→ Your goal:
Work through the data and report how many lines include the string "cercle", giving the number alone.

Records
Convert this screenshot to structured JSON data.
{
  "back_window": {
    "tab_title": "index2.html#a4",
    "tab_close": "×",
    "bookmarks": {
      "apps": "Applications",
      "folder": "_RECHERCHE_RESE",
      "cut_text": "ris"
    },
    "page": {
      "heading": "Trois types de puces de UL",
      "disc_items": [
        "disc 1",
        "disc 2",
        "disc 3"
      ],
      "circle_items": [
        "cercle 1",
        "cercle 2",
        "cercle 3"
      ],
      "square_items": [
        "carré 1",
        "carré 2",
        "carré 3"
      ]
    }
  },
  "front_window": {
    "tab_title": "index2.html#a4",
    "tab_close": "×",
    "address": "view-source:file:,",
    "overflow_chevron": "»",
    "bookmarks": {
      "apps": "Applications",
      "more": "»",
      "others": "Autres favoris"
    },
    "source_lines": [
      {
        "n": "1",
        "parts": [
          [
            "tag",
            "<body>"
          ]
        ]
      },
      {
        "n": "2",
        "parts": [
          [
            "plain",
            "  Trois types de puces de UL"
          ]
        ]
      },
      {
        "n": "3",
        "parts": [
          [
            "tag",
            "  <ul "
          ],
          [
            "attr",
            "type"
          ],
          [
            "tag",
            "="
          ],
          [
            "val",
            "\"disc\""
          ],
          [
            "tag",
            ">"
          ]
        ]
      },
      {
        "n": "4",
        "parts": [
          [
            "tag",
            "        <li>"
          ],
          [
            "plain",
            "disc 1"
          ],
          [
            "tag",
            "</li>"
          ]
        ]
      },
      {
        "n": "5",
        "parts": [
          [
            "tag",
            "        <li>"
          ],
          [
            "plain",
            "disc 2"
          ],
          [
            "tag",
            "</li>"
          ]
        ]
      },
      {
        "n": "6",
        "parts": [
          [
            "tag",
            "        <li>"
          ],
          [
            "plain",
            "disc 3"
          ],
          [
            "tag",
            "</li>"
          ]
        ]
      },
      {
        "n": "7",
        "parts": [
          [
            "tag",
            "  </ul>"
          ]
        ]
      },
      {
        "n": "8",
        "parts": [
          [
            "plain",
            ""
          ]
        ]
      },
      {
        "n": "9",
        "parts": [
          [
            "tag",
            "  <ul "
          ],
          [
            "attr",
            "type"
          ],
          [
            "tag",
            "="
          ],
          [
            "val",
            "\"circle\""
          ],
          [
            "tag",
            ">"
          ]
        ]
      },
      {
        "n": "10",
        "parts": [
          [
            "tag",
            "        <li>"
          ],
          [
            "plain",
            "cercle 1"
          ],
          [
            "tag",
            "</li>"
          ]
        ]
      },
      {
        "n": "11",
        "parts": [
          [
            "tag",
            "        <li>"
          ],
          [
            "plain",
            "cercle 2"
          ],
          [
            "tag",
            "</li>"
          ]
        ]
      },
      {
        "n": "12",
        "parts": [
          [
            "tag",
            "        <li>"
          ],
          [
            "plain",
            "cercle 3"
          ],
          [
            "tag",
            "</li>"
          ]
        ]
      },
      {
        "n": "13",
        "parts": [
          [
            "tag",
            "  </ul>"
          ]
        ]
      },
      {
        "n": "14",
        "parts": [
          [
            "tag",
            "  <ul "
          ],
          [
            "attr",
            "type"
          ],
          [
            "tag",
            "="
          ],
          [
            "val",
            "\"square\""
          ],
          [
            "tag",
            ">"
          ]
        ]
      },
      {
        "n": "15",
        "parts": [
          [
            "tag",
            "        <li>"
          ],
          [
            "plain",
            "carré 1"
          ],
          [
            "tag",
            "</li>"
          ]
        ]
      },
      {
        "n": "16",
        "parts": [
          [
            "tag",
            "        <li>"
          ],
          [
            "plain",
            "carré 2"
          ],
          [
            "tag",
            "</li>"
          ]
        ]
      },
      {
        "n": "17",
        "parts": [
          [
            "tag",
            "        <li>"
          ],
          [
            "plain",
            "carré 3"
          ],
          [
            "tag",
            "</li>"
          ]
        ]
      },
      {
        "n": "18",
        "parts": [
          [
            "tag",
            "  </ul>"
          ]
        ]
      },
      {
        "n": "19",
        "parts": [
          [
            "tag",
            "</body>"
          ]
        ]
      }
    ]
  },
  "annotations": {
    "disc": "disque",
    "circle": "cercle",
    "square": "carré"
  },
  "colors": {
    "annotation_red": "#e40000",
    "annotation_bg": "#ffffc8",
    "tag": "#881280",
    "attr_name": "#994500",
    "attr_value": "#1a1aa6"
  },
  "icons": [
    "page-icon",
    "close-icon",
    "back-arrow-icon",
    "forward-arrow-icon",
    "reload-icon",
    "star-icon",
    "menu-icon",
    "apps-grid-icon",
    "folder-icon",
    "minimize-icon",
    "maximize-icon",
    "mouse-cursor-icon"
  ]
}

→ Result below:
7